Work to do: Each line of the material must be repeated precisely, with the pictures left out.

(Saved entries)
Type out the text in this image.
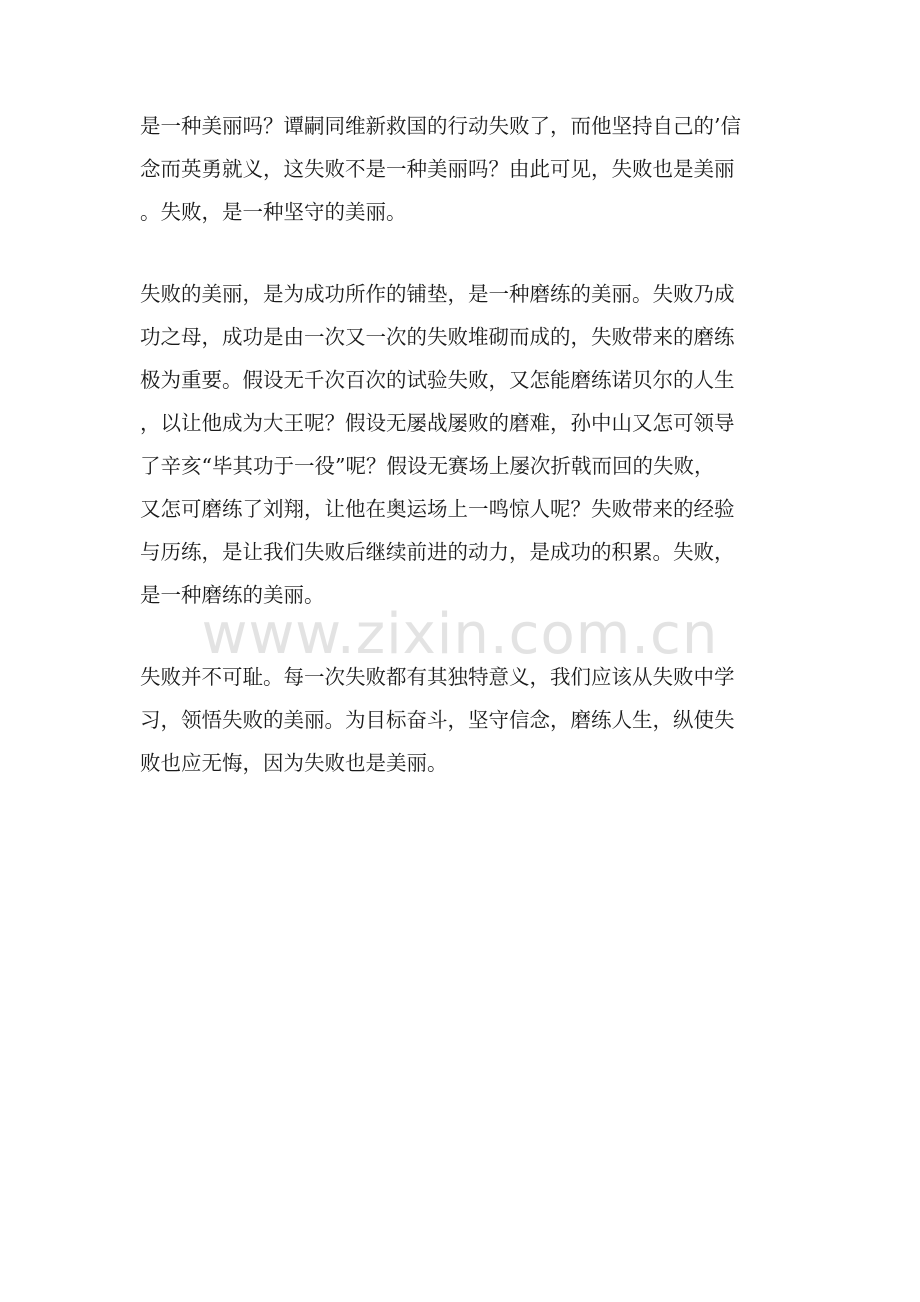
www.zixin.com.cn
是一种美丽吗？谭嗣同维新救国的行动失败了，而他坚持自己的’信
念而英勇就义，这失败不是一种美丽吗？由此可见，失败也是美丽
。失败，是一种坚守的美丽。
失败的美丽，是为成功所作的铺垫，是一种磨练的美丽。失败乃成
功之母，成功是由一次又一次的失败堆砌而成的，失败带来的磨练
极为重要。假设无千次百次的试验失败，又怎能磨练诺贝尔的人生
，以让他成为大王呢？假设无屡战屡败的磨难，孙中山又怎可领导
了辛亥“毕其功于一役”呢？假设无赛场上屡次折戟而回的失败，
又怎可磨练了刘翔，让他在奥运场上一鸣惊人呢？失败带来的经验
与历练，是让我们失败后继续前进的动力，是成功的积累。失败，
是一种磨练的美丽。
失败并不可耻。每一次失败都有其独特意义，我们应该从失败中学
习，领悟失败的美丽。为目标奋斗，坚守信念，磨练人生，纵使失
败也应无悔，因为失败也是美丽。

Answer for the task:
Type out the text in this image.
www.zixin.com.cn
是一种美丽吗？谭嗣同维新救国的行动失败了，而他坚持自己的’信
念而英勇就义，这失败不是一种美丽吗？由此可见，失败也是美丽
。失败，是一种坚守的美丽。
失败的美丽，是为成功所作的铺垫，是一种磨练的美丽。失败乃成
功之母，成功是由一次又一次的失败堆砌而成的，失败带来的磨练
极为重要。假设无千次百次的试验失败，又怎能磨练诺贝尔的人生
，以让他成为大王呢？假设无屡战屡败的磨难，孙中山又怎可领导
了辛亥“毕其功于一役”呢？假设无赛场上屡次折戟而回的失败，
又怎可磨练了刘翔，让他在奥运场上一鸣惊人呢？失败带来的经验
与历练，是让我们失败后继续前进的动力，是成功的积累。失败，
是一种磨练的美丽。
失败并不可耻。每一次失败都有其独特意义，我们应该从失败中学
习，领悟失败的美丽。为目标奋斗，坚守信念，磨练人生，纵使失
败也应无悔，因为失败也是美丽。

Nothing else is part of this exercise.